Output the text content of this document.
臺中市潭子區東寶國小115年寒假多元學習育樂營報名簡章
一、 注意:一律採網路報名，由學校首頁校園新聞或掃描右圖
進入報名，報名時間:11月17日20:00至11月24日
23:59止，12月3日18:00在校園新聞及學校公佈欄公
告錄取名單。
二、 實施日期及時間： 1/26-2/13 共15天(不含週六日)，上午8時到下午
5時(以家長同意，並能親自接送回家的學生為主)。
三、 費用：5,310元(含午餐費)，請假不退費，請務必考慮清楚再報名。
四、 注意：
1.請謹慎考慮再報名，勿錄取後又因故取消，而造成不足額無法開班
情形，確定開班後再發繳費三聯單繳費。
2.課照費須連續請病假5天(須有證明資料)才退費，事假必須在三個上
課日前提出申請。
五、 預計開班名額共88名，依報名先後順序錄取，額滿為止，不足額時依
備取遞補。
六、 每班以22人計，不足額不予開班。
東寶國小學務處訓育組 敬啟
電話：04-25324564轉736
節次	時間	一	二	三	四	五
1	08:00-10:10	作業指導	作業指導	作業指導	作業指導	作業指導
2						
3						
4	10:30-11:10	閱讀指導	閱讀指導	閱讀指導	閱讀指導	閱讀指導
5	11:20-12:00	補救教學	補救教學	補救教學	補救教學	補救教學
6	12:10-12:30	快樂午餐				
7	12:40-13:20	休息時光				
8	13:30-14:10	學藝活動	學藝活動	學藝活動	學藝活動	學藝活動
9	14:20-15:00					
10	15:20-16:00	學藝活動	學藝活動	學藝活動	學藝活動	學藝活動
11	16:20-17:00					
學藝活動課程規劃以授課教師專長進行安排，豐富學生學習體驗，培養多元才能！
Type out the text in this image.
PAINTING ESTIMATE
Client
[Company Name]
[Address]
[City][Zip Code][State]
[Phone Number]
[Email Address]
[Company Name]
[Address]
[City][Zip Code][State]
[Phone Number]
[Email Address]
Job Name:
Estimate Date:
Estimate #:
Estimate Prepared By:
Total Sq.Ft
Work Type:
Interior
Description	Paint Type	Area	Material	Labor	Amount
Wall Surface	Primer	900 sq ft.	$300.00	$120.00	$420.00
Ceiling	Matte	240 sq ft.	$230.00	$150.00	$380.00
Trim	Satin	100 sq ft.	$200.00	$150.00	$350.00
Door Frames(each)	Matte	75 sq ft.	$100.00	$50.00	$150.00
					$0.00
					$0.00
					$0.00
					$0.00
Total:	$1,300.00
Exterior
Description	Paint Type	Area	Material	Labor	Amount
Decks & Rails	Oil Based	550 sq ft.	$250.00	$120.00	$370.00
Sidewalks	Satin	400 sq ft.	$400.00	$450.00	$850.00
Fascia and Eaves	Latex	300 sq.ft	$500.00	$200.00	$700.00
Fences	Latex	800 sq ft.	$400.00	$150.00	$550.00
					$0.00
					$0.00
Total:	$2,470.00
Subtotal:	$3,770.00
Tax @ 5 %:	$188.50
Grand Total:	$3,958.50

——

In the records above, locate every line with the string "Matte" and copy it.

Ceiling	Matte	240 sq ft.	$230.00	$150.00	$380.00
Door Frames(each)	Matte	75 sq ft.	$100.00	$50.00	$150.00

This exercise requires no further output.